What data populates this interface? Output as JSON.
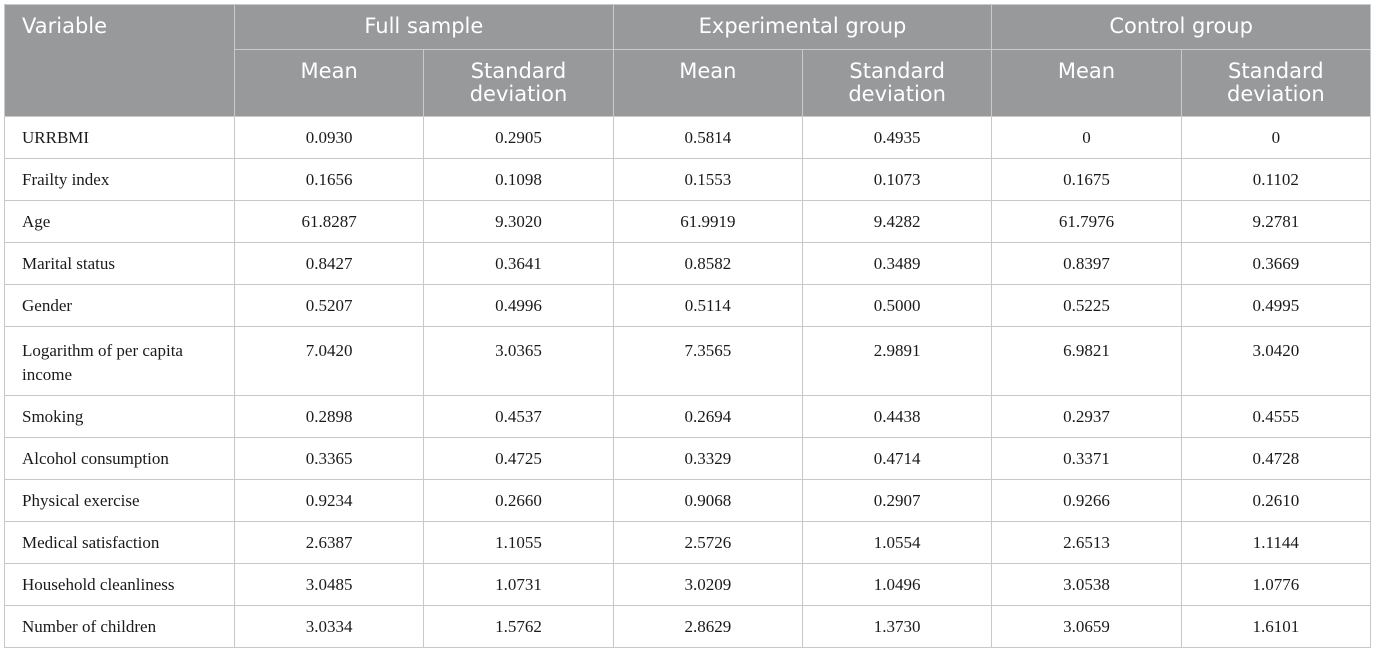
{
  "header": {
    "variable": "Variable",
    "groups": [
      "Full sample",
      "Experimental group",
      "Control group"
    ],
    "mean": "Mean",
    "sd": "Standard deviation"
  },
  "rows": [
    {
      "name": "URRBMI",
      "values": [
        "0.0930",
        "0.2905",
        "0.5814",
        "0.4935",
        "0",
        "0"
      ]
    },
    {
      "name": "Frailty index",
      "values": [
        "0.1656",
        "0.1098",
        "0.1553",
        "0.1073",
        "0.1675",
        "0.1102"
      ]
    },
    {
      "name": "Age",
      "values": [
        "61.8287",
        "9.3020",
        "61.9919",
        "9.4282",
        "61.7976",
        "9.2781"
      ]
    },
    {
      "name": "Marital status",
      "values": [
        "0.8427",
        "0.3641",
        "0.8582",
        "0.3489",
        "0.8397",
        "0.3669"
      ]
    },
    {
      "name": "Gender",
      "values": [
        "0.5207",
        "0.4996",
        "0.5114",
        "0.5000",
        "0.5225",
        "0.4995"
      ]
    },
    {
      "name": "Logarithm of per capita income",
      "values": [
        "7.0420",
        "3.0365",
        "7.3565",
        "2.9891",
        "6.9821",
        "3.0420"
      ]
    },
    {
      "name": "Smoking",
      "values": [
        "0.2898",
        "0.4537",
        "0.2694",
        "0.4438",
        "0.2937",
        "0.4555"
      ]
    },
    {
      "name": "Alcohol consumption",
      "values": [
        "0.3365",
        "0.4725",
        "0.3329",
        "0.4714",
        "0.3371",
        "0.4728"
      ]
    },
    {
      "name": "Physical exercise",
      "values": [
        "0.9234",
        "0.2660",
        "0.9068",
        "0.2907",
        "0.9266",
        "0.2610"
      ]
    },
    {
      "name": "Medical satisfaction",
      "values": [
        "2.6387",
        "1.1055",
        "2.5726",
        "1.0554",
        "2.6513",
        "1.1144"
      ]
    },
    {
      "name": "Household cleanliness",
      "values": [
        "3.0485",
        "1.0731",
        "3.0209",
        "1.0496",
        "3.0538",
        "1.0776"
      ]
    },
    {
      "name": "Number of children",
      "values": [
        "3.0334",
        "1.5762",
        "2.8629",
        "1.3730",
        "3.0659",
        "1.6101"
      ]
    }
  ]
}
- - - -
Copy the entries above faithfully and omit every image.

**Final result:**
What data populates this interface? Output as JSON.
{
  "header": {
    "variable": "Variable",
    "groups": [
      "Full sample",
      "Experimental group",
      "Control group"
    ],
    "mean": "Mean",
    "sd": "Standard deviation"
  },
  "rows": [
    {
      "name": "URRBMI",
      "values": [
        "0.0930",
        "0.2905",
        "0.5814",
        "0.4935",
        "0",
        "0"
      ]
    },
    {
      "name": "Frailty index",
      "values": [
        "0.1656",
        "0.1098",
        "0.1553",
        "0.1073",
        "0.1675",
        "0.1102"
      ]
    },
    {
      "name": "Age",
      "values": [
        "61.8287",
        "9.3020",
        "61.9919",
        "9.4282",
        "61.7976",
        "9.2781"
      ]
    },
    {
      "name": "Marital status",
      "values": [
        "0.8427",
        "0.3641",
        "0.8582",
        "0.3489",
        "0.8397",
        "0.3669"
      ]
    },
    {
      "name": "Gender",
      "values": [
        "0.5207",
        "0.4996",
        "0.5114",
        "0.5000",
        "0.5225",
        "0.4995"
      ]
    },
    {
      "name": "Logarithm of per capita income",
      "values": [
        "7.0420",
        "3.0365",
        "7.3565",
        "2.9891",
        "6.9821",
        "3.0420"
      ]
    },
    {
      "name": "Smoking",
      "values": [
        "0.2898",
        "0.4537",
        "0.2694",
        "0.4438",
        "0.2937",
        "0.4555"
      ]
    },
    {
      "name": "Alcohol consumption",
      "values": [
        "0.3365",
        "0.4725",
        "0.3329",
        "0.4714",
        "0.3371",
        "0.4728"
      ]
    },
    {
      "name": "Physical exercise",
      "values": [
        "0.9234",
        "0.2660",
        "0.9068",
        "0.2907",
        "0.9266",
        "0.2610"
      ]
    },
    {
      "name": "Medical satisfaction",
      "values": [
        "2.6387",
        "1.1055",
        "2.5726",
        "1.0554",
        "2.6513",
        "1.1144"
      ]
    },
    {
      "name": "Household cleanliness",
      "values": [
        "3.0485",
        "1.0731",
        "3.0209",
        "1.0496",
        "3.0538",
        "1.0776"
      ]
    },
    {
      "name": "Number of children",
      "values": [
        "3.0334",
        "1.5762",
        "2.8629",
        "1.3730",
        "3.0659",
        "1.6101"
      ]
    }
  ]
}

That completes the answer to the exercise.